Word for word, quote all of the material, omitting the pictures.

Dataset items
● ● ● ● ● ● ●

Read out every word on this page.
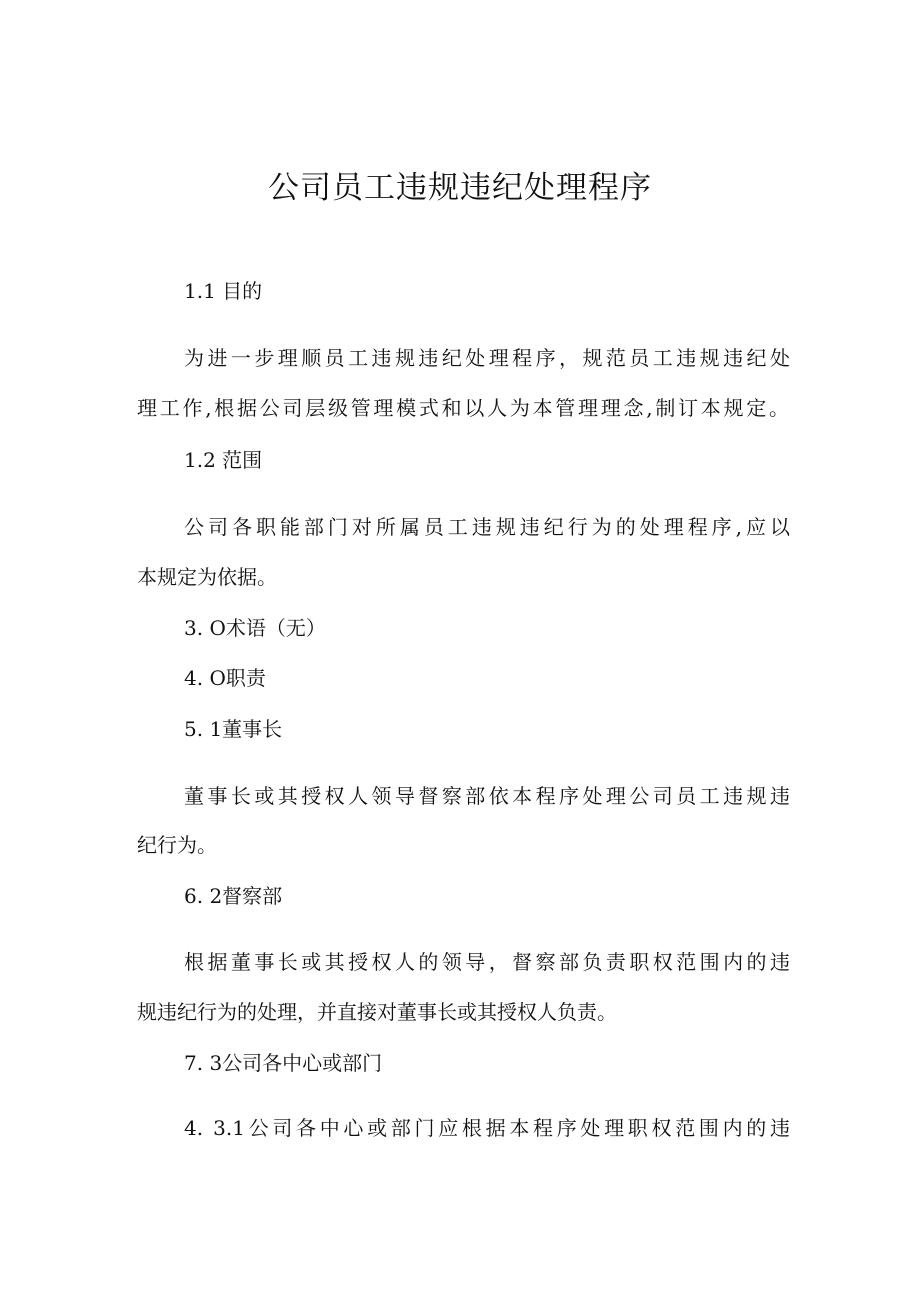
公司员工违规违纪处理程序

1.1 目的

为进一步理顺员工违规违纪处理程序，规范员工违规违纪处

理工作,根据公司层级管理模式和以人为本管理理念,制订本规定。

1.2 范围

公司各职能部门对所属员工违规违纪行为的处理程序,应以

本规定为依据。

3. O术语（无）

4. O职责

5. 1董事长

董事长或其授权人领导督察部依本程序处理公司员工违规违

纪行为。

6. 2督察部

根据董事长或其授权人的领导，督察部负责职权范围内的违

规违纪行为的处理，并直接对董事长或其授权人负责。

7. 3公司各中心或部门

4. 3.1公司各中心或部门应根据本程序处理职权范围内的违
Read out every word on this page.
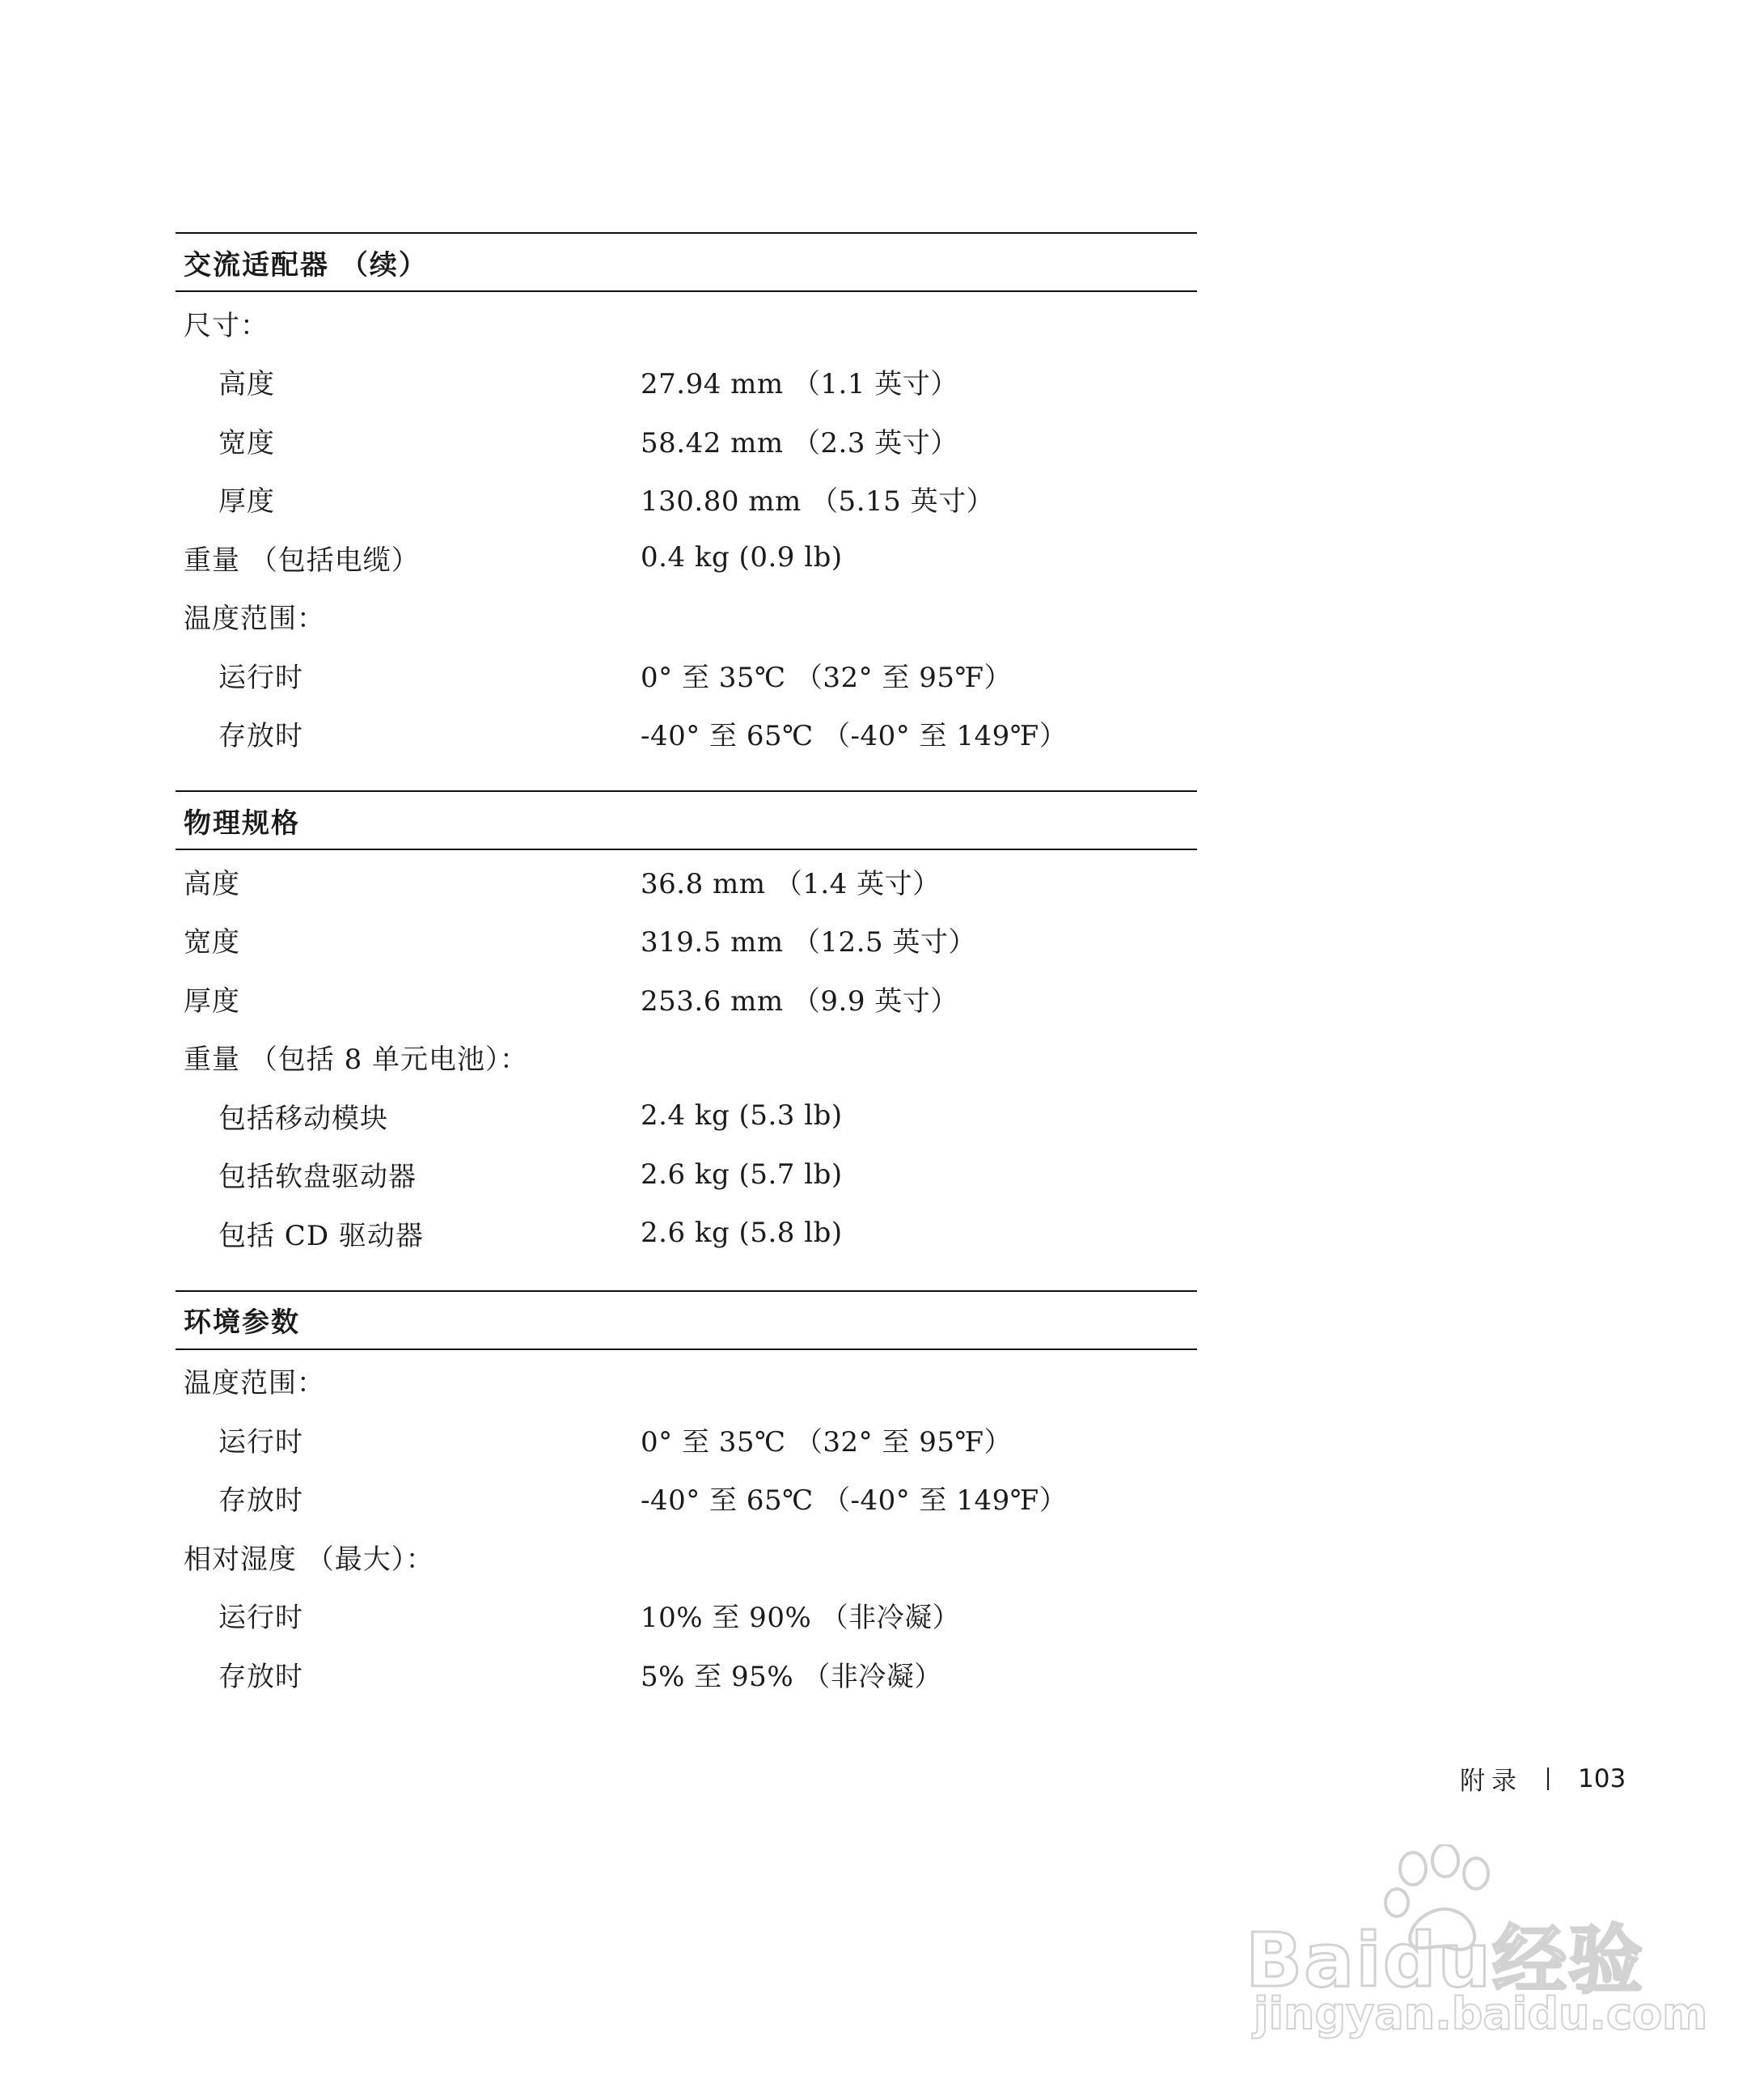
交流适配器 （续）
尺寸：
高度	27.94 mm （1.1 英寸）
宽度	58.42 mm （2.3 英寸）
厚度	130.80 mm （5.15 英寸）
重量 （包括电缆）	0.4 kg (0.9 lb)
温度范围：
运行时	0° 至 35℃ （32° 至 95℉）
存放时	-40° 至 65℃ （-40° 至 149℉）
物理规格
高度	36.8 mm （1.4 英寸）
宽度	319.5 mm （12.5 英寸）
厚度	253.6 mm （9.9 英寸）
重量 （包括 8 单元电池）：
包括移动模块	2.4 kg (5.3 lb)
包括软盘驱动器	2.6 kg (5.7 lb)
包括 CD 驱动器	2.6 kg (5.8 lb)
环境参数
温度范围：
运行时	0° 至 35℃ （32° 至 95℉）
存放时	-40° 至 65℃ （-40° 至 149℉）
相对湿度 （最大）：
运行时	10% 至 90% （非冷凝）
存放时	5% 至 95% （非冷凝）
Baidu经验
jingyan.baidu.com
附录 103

● ● ● ● ● ● ●

▶ Task response
Read out every word on this page.
公司员工违规违纪处理程序

1.1 目的

为进一步理顺员工违规违纪处理程序，规范员工违规违纪处

理工作,根据公司层级管理模式和以人为本管理理念,制订本规定。

1.2 范围

公司各职能部门对所属员工违规违纪行为的处理程序,应以

本规定为依据。

3. O术语（无）

4. O职责

5. 1董事长

董事长或其授权人领导督察部依本程序处理公司员工违规违

纪行为。

6. 2督察部

根据董事长或其授权人的领导，督察部负责职权范围内的违

规违纪行为的处理，并直接对董事长或其授权人负责。

7. 3公司各中心或部门

4. 3.1公司各中心或部门应根据本程序处理职权范围内的违
Read out every word on this page.
交流适配器 （续）
尺寸：
高度	27.94 mm （1.1 英寸）
宽度	58.42 mm （2.3 英寸）
厚度	130.80 mm （5.15 英寸）
重量 （包括电缆）	0.4 kg (0.9 lb)
温度范围：
运行时	0° 至 35℃ （32° 至 95℉）
存放时	-40° 至 65℃ （-40° 至 149℉）
物理规格
高度	36.8 mm （1.4 英寸）
宽度	319.5 mm （12.5 英寸）
厚度	253.6 mm （9.9 英寸）
重量 （包括 8 单元电池）：
包括移动模块	2.4 kg (5.3 lb)
包括软盘驱动器	2.6 kg (5.7 lb)
包括 CD 驱动器	2.6 kg (5.8 lb)
环境参数
温度范围：
运行时	0° 至 35℃ （32° 至 95℉）
存放时	-40° 至 65℃ （-40° 至 149℉）
相对湿度 （最大）：
运行时	10% 至 90% （非冷凝）
存放时	5% 至 95% （非冷凝）
Baidu经验
jingyan.baidu.com
附录 103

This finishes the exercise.